** START RECORDS TO PROCESS **

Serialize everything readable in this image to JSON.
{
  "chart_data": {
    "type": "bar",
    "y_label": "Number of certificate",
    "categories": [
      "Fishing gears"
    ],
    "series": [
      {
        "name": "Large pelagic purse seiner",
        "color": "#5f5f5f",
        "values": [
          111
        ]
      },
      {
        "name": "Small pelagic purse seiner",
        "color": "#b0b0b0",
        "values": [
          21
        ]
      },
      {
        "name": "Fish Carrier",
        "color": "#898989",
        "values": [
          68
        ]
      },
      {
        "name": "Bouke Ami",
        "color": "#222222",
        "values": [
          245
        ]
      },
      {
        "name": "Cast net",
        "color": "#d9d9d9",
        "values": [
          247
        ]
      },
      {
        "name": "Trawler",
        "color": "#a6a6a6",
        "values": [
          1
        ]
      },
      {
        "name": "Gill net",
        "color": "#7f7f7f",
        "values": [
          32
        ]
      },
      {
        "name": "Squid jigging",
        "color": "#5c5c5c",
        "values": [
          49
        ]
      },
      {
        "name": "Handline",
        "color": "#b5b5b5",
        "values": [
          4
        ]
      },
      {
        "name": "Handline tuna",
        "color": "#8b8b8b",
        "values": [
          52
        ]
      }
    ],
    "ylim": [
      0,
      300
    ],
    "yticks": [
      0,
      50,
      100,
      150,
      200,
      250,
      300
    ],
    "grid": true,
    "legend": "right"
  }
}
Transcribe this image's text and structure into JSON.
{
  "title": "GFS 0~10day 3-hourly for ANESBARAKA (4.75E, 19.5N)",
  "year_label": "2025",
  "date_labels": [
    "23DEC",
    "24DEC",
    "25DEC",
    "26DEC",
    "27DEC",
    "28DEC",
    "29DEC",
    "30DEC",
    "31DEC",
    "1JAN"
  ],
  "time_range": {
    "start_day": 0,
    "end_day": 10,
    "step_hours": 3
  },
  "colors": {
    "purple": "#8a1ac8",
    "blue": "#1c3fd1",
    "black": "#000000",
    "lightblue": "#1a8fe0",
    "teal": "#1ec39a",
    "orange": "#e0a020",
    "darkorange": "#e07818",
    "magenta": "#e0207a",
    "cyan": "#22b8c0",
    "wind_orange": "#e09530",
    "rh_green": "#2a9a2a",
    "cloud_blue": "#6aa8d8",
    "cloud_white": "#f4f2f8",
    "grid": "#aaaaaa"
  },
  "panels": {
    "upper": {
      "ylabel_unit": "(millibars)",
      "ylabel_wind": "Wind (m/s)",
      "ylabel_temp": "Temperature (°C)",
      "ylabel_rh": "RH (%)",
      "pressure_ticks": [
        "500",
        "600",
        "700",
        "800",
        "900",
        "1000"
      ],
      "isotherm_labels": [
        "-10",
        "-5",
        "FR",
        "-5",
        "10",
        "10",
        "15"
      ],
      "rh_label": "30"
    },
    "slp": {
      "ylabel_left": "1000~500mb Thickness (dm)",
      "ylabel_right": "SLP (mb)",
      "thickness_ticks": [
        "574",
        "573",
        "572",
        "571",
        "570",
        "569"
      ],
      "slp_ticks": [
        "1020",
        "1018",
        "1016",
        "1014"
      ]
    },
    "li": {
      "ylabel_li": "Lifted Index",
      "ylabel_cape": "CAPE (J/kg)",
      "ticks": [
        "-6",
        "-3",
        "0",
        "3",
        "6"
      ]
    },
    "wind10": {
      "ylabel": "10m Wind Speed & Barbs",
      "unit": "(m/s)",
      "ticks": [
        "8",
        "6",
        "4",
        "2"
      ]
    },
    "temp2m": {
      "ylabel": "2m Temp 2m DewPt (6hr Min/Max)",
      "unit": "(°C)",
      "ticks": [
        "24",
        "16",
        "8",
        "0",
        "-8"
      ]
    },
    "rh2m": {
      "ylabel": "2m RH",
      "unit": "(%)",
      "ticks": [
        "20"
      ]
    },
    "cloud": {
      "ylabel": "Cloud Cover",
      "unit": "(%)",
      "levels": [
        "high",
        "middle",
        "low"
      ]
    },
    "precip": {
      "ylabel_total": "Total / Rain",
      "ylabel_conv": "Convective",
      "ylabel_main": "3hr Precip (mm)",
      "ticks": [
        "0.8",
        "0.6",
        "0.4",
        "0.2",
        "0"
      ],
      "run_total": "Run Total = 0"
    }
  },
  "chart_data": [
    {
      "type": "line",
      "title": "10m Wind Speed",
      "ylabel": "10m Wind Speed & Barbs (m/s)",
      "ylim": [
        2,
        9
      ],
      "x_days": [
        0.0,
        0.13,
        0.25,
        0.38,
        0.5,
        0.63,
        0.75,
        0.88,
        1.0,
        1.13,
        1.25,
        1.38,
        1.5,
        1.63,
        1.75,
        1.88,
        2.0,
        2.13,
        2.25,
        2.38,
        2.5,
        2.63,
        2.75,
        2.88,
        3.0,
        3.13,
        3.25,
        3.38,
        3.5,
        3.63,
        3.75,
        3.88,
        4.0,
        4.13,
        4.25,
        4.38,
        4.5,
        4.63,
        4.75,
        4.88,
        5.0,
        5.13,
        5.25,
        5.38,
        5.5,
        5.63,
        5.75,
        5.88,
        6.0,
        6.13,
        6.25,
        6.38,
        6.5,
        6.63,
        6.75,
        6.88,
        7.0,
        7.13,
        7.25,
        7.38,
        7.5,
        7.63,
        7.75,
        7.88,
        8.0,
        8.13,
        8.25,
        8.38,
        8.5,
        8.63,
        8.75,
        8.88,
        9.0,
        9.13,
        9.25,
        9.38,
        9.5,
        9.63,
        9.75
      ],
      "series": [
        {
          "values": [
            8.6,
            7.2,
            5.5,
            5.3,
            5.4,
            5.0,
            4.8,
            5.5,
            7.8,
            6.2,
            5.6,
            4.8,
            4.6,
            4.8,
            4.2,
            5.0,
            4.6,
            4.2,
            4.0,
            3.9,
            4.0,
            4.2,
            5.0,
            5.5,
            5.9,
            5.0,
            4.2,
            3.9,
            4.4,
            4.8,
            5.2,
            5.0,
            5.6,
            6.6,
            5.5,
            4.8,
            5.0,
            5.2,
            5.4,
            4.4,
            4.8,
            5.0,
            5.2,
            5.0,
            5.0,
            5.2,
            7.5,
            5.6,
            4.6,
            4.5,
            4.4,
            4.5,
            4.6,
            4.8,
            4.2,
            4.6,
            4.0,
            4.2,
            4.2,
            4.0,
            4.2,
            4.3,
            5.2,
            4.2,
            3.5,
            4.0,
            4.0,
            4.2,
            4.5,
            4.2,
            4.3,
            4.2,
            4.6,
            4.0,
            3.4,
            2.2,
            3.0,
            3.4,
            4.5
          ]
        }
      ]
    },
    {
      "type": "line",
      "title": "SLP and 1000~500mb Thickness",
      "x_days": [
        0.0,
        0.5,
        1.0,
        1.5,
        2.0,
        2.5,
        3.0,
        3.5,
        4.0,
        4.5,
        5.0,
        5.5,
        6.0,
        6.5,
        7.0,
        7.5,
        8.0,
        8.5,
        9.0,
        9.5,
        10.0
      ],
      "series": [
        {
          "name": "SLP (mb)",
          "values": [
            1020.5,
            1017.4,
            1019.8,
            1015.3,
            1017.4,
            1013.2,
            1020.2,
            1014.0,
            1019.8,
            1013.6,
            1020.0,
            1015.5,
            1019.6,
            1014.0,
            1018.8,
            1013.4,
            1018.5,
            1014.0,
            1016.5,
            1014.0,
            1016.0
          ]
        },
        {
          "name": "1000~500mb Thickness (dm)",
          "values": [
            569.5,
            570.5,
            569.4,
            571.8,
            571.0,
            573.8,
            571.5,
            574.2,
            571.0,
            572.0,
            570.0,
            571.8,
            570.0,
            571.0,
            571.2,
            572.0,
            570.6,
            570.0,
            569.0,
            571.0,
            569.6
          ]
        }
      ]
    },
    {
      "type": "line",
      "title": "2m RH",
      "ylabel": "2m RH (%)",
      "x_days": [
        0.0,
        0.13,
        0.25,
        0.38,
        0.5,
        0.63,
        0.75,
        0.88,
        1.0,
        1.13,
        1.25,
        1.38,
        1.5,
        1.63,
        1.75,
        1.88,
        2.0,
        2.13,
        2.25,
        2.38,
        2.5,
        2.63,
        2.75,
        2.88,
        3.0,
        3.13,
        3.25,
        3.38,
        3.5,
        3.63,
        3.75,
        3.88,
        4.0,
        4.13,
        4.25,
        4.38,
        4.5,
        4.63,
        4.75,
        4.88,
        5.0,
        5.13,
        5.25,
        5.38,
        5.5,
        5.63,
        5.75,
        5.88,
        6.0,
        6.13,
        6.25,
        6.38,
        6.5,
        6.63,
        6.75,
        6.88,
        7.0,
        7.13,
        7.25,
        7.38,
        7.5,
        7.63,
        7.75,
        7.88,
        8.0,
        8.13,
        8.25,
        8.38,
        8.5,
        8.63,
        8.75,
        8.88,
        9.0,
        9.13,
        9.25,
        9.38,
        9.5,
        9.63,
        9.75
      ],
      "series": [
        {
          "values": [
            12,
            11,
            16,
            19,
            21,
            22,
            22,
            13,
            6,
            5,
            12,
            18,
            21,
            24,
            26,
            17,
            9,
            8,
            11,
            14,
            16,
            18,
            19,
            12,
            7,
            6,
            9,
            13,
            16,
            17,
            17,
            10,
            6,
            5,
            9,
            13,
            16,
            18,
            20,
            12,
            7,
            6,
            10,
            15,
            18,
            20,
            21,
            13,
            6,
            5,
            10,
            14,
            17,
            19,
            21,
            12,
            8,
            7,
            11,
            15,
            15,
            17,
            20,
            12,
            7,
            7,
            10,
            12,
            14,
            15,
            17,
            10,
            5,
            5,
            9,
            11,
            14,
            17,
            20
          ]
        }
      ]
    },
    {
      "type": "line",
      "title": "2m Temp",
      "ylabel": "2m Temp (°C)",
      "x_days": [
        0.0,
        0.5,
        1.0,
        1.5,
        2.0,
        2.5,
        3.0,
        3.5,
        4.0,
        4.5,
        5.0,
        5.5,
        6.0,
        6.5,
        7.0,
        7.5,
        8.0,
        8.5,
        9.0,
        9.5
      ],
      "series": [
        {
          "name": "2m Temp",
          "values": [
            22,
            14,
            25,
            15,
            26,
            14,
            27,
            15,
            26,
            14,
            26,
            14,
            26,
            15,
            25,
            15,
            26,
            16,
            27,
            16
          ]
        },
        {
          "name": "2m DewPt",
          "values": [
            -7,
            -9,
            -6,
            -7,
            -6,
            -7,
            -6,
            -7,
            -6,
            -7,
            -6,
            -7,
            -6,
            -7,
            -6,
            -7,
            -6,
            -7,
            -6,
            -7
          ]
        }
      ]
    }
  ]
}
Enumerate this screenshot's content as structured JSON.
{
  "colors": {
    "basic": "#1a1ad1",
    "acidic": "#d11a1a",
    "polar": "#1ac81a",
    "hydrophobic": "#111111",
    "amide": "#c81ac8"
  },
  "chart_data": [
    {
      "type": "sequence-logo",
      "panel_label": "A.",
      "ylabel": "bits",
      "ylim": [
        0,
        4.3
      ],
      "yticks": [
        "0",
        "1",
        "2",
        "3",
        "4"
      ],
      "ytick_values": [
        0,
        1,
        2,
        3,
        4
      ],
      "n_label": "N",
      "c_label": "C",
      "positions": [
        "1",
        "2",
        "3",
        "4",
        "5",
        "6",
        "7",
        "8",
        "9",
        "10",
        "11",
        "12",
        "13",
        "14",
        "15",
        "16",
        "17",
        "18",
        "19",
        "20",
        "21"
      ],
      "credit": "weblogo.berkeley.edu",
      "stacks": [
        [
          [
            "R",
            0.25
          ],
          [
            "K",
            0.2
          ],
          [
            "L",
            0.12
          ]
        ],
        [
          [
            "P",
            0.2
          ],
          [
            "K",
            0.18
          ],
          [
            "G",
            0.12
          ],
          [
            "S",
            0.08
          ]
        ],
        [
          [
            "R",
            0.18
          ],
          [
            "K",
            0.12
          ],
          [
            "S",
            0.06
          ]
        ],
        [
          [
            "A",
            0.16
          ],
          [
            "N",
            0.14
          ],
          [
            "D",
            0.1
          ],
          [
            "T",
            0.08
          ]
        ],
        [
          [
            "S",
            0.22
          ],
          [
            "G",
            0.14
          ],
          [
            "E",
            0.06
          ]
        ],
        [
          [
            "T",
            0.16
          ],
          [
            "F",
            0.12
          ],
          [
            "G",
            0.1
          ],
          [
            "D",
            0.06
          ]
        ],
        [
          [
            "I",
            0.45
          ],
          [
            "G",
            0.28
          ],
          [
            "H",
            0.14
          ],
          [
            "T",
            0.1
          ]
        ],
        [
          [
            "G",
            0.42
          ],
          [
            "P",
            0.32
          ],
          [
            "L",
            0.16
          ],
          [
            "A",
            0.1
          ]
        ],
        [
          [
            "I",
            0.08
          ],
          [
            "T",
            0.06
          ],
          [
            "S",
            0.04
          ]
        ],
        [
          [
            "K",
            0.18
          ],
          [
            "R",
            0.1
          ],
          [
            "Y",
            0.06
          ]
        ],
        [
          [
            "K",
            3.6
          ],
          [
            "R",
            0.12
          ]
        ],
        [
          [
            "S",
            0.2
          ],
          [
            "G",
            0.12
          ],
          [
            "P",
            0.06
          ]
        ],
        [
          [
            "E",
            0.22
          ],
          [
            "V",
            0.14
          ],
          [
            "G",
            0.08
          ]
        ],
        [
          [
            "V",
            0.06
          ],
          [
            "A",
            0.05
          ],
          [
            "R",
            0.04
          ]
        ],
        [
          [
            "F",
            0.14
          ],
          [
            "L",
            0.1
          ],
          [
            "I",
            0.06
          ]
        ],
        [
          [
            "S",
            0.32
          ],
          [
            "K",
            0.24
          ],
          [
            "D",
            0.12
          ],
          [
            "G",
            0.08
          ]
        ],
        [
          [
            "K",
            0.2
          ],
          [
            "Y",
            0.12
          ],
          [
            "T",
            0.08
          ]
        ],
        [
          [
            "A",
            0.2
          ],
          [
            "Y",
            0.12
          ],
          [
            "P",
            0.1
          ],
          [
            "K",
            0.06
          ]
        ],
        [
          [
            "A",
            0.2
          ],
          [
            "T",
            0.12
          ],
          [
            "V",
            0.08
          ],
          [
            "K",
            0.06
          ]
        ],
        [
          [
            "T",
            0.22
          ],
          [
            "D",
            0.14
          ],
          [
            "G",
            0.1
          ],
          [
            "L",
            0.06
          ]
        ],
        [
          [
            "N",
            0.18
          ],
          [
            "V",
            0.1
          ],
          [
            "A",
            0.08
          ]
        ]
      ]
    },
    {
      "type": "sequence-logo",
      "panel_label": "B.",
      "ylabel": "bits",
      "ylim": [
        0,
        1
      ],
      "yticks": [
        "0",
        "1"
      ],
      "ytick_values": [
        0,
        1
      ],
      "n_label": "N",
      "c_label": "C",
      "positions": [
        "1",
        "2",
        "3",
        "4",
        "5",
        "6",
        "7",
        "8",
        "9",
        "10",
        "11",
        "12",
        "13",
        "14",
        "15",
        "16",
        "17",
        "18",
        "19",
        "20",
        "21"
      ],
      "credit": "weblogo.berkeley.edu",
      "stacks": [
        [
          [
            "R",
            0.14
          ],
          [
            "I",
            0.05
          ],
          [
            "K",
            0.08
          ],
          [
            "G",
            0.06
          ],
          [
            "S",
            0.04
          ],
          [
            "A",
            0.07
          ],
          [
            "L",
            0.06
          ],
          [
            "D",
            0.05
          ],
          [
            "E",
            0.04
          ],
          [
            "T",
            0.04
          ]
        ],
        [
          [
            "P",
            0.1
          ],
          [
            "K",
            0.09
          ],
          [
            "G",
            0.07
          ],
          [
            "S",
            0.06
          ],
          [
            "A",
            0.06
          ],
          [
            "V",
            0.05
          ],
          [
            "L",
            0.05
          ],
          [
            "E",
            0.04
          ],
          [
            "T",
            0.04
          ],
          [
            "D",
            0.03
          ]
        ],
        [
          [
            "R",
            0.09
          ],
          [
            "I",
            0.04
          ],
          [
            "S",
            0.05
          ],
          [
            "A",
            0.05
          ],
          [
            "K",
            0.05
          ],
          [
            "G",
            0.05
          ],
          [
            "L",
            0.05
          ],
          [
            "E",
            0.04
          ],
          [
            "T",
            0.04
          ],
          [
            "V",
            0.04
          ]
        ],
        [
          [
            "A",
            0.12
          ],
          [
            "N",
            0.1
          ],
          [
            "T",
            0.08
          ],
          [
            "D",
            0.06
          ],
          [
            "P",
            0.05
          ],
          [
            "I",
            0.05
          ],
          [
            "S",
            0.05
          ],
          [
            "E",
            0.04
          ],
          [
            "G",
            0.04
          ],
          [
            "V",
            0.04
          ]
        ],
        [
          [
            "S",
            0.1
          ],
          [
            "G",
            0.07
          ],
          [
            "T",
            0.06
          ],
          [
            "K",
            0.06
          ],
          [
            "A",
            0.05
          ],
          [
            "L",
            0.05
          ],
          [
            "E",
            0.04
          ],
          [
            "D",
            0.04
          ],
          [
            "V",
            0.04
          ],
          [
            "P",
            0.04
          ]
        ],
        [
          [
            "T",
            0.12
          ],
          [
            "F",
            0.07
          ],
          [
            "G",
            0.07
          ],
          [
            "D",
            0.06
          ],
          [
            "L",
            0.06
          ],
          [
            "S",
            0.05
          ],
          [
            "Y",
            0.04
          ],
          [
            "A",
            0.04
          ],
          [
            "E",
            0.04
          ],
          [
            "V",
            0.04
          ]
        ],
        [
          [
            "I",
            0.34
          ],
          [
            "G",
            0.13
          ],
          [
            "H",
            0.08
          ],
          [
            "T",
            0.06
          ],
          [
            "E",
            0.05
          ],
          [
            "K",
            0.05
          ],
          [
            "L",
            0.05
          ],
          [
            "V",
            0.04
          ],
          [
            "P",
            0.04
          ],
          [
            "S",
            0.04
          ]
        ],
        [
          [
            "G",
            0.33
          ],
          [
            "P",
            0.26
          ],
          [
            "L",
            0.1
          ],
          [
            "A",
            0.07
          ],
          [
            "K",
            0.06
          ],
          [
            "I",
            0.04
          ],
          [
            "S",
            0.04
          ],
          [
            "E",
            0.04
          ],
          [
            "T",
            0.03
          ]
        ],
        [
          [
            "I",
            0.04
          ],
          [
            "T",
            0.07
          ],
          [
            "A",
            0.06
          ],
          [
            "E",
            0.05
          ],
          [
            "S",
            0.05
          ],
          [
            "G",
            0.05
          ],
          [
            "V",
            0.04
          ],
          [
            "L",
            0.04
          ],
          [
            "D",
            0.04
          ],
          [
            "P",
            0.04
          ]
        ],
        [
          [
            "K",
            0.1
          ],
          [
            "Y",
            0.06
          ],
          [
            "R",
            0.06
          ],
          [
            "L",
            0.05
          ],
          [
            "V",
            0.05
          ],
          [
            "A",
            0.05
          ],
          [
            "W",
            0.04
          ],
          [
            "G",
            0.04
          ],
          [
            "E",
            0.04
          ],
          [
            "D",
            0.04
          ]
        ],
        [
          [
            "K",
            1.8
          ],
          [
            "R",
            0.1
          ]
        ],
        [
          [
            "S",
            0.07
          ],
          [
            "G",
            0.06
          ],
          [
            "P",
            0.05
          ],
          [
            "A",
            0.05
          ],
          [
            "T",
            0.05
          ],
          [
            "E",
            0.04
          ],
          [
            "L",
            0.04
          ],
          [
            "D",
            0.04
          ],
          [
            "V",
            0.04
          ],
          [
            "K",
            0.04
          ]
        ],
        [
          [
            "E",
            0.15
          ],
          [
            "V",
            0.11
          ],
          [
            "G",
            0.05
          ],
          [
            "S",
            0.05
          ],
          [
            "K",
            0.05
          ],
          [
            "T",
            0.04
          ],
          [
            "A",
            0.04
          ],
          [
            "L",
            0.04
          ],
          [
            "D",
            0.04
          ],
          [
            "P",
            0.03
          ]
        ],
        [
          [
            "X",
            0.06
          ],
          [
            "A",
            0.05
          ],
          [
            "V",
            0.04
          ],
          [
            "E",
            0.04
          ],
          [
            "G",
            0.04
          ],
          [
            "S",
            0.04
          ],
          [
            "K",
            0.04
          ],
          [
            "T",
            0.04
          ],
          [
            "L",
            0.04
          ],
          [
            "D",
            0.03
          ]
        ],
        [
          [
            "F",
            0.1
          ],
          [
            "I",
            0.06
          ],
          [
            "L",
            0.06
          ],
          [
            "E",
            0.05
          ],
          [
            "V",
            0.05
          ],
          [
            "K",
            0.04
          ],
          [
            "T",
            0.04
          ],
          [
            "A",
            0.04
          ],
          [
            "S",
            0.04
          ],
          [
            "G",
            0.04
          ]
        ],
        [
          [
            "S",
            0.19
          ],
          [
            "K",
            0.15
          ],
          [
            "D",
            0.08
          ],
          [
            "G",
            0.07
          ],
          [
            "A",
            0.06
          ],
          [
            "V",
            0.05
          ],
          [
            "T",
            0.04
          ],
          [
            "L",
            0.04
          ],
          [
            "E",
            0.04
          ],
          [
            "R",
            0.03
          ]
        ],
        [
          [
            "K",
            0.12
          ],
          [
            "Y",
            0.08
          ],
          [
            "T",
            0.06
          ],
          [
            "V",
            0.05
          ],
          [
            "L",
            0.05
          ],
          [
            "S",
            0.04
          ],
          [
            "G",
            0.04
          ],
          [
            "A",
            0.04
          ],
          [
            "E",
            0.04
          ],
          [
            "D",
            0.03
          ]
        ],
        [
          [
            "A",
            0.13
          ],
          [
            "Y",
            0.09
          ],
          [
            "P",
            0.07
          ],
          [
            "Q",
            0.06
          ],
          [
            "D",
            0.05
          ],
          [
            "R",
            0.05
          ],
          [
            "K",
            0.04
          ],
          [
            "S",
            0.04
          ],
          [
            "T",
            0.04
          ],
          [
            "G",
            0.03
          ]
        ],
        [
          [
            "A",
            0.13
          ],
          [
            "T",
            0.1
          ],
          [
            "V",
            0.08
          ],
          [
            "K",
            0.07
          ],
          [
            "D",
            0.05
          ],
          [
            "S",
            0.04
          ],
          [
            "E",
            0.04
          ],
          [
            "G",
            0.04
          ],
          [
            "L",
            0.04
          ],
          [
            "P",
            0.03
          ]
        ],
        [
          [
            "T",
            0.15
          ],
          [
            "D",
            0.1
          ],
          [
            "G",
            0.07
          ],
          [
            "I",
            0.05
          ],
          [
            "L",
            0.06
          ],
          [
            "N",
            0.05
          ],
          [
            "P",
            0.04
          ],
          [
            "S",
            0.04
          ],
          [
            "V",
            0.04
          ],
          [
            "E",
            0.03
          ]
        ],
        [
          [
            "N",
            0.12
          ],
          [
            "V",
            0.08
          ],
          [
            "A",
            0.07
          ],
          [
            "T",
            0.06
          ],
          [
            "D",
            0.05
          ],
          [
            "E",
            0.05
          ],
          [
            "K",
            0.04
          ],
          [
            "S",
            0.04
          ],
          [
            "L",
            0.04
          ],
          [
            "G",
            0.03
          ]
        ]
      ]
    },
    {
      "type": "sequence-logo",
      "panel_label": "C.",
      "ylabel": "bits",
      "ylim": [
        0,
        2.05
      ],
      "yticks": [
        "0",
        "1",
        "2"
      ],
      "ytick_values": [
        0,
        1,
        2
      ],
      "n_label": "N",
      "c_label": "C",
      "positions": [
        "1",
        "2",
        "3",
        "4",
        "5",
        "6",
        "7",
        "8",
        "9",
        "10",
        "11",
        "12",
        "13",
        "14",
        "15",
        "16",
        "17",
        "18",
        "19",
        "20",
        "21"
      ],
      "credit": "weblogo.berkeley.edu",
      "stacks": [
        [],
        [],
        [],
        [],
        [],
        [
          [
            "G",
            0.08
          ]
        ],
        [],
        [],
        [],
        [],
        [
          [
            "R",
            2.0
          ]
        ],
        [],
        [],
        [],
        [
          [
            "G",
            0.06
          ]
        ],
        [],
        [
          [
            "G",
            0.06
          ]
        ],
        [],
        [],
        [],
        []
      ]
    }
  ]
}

** END RECORDS TO PROCESS **

__YOUR TASK__: Find all lines with "this" in them and copy each one.

__COMPLETE OUTPUT__:
Serialize everything readable in this image to JSON.
Transcribe this image's text and structure into JSON.
Enumerate this screenshot's content as structured JSON.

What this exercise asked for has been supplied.